* WRITTEN EXERCISE
Output the data below in full, character for character.
--- START OF SUPPLIED RECORDS ---
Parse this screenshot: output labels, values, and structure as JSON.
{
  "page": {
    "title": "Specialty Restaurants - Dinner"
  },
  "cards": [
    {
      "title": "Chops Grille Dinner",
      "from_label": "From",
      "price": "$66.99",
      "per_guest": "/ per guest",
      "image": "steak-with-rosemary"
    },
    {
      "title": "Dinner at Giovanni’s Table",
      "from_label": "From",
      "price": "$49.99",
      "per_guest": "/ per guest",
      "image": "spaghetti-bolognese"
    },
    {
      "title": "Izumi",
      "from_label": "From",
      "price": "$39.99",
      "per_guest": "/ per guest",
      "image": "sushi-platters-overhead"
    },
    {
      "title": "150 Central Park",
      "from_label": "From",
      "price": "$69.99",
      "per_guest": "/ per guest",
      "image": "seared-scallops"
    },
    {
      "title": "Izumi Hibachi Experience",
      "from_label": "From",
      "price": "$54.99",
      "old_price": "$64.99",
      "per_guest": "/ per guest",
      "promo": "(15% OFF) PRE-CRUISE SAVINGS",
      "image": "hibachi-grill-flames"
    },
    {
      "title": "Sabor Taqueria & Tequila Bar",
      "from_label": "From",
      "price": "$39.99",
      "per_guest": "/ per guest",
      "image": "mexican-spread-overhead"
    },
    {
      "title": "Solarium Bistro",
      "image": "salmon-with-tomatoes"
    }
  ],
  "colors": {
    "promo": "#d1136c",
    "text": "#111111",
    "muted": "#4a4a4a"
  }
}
--- END OF SUPPLIED RECORDS ---
* RESULT FOR THIS EXERCISE
Parse this screenshot: output labels, values, and structure as JSON.
{
  "page": {
    "title": "Specialty Restaurants - Dinner"
  },
  "cards": [
    {
      "title": "Chops Grille Dinner",
      "from_label": "From",
      "price": "$66.99",
      "per_guest": "/ per guest",
      "image": "steak-with-rosemary"
    },
    {
      "title": "Dinner at Giovanni’s Table",
      "from_label": "From",
      "price": "$49.99",
      "per_guest": "/ per guest",
      "image": "spaghetti-bolognese"
    },
    {
      "title": "Izumi",
      "from_label": "From",
      "price": "$39.99",
      "per_guest": "/ per guest",
      "image": "sushi-platters-overhead"
    },
    {
      "title": "150 Central Park",
      "from_label": "From",
      "price": "$69.99",
      "per_guest": "/ per guest",
      "image": "seared-scallops"
    },
    {
      "title": "Izumi Hibachi Experience",
      "from_label": "From",
      "price": "$54.99",
      "old_price": "$64.99",
      "per_guest": "/ per guest",
      "promo": "(15% OFF) PRE-CRUISE SAVINGS",
      "image": "hibachi-grill-flames"
    },
    {
      "title": "Sabor Taqueria & Tequila Bar",
      "from_label": "From",
      "price": "$39.99",
      "per_guest": "/ per guest",
      "image": "mexican-spread-overhead"
    },
    {
      "title": "Solarium Bistro",
      "image": "salmon-with-tomatoes"
    }
  ],
  "colors": {
    "promo": "#d1136c",
    "text": "#111111",
    "muted": "#4a4a4a"
  }
}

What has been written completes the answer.